[Coordinate annotation records]
--- BEGIN ---

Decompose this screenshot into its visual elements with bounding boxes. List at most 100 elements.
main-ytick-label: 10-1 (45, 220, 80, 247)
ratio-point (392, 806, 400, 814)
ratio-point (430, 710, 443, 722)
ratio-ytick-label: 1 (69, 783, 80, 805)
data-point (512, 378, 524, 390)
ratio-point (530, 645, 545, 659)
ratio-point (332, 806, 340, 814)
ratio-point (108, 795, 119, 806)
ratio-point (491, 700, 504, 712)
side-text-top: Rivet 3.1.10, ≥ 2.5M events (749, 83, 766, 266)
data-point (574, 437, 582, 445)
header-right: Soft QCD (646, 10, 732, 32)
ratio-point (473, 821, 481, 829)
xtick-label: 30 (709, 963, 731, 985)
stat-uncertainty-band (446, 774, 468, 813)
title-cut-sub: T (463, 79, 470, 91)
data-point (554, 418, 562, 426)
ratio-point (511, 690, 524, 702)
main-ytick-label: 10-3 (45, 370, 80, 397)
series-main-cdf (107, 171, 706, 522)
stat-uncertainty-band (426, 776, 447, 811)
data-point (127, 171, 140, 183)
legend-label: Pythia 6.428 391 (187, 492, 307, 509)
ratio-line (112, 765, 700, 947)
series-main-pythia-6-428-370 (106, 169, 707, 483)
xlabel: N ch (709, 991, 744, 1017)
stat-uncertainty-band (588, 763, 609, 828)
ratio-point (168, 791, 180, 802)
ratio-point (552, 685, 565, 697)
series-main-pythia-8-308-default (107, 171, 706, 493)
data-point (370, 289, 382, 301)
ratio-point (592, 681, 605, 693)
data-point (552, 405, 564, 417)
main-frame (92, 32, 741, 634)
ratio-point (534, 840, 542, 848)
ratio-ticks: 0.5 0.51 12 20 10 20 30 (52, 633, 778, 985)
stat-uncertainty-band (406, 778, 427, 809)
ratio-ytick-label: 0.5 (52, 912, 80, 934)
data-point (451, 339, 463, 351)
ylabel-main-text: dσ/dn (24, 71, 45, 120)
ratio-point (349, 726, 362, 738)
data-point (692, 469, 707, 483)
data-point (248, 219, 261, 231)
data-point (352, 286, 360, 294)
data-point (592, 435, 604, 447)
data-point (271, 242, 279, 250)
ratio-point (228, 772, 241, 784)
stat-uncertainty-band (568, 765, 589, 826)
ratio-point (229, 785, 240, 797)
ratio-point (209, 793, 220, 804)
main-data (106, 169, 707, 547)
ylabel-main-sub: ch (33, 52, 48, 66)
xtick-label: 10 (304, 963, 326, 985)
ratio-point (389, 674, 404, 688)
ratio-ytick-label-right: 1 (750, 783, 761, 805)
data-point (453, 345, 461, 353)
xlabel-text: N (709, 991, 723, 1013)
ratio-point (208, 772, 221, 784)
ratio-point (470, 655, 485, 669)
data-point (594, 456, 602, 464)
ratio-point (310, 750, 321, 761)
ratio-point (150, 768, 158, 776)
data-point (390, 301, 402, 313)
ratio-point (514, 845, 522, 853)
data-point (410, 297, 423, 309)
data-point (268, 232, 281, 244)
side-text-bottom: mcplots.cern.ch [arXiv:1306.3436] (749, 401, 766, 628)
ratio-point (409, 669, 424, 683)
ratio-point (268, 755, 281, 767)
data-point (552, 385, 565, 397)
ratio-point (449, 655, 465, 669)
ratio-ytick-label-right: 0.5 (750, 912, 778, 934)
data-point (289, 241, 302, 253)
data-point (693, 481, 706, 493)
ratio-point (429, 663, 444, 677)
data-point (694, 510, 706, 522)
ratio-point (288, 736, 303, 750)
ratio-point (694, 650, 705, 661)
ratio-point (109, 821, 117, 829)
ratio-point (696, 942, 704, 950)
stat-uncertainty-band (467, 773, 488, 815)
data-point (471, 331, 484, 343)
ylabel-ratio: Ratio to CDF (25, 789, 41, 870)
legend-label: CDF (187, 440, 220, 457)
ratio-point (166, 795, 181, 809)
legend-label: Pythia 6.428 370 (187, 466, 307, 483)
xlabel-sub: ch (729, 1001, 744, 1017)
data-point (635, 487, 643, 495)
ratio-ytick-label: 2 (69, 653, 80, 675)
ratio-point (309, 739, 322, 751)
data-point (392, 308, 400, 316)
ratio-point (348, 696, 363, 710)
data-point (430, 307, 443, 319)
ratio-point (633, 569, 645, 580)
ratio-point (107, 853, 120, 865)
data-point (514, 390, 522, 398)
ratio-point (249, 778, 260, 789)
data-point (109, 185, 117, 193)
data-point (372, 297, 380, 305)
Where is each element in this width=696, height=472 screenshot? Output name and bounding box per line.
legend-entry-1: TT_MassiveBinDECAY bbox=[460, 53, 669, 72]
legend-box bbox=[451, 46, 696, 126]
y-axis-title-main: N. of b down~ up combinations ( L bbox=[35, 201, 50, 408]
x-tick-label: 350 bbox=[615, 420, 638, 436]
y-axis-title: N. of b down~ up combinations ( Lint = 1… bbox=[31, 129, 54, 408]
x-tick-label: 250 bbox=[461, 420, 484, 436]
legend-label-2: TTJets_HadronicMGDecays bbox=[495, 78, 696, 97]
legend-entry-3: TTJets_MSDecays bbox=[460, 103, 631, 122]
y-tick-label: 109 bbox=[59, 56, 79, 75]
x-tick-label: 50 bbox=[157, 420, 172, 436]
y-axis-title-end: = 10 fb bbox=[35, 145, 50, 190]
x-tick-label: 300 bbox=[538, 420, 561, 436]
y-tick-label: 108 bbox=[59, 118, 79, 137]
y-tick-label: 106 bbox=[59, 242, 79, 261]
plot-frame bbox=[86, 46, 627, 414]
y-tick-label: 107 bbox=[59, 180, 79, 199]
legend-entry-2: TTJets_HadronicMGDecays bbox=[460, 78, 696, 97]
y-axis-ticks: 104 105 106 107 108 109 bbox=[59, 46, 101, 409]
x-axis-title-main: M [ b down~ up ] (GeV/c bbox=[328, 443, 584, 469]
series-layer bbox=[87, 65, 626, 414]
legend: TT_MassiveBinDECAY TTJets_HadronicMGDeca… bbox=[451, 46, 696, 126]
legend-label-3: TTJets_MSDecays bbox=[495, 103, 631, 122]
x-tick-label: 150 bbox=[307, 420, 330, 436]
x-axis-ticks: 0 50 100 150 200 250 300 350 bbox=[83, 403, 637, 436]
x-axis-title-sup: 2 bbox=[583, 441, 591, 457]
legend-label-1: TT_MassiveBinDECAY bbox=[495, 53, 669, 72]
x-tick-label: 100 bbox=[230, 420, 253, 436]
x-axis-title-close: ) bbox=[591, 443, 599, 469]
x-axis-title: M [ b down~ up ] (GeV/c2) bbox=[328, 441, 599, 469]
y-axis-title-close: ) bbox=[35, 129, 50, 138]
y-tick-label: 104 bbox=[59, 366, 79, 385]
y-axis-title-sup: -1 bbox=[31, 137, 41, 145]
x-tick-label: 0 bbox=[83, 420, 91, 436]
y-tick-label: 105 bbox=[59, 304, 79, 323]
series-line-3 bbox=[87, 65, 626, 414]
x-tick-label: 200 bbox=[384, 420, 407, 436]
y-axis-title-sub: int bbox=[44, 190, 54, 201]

--- END ---

### TASK TO CARRY OUT
Pull out the lines from the start of the records through the line that contains "ratio-point (552, 685, 565, 697)", and copy them word for word.

### RESPONSE TO THE TASK
Decompose this screenshot into its visual elements with bounding boxes. List at most 100 elements.
main-ytick-label: 10-1 (45, 220, 80, 247)
ratio-point (392, 806, 400, 814)
ratio-point (430, 710, 443, 722)
ratio-ytick-label: 1 (69, 783, 80, 805)
data-point (512, 378, 524, 390)
ratio-point (530, 645, 545, 659)
ratio-point (332, 806, 340, 814)
ratio-point (108, 795, 119, 806)
ratio-point (491, 700, 504, 712)
side-text-top: Rivet 3.1.10, ≥ 2.5M events (749, 83, 766, 266)
data-point (574, 437, 582, 445)
header-right: Soft QCD (646, 10, 732, 32)
ratio-point (473, 821, 481, 829)
xtick-label: 30 (709, 963, 731, 985)
stat-uncertainty-band (446, 774, 468, 813)
title-cut-sub: T (463, 79, 470, 91)
data-point (554, 418, 562, 426)
ratio-point (511, 690, 524, 702)
main-ytick-label: 10-3 (45, 370, 80, 397)
series-main-cdf (107, 171, 706, 522)
stat-uncertainty-band (426, 776, 447, 811)
data-point (127, 171, 140, 183)
legend-label: Pythia 6.428 391 (187, 492, 307, 509)
ratio-line (112, 765, 700, 947)
series-main-pythia-6-428-370 (106, 169, 707, 483)
xlabel: N ch (709, 991, 744, 1017)
stat-uncertainty-band (588, 763, 609, 828)
ratio-point (168, 791, 180, 802)
ratio-point (552, 685, 565, 697)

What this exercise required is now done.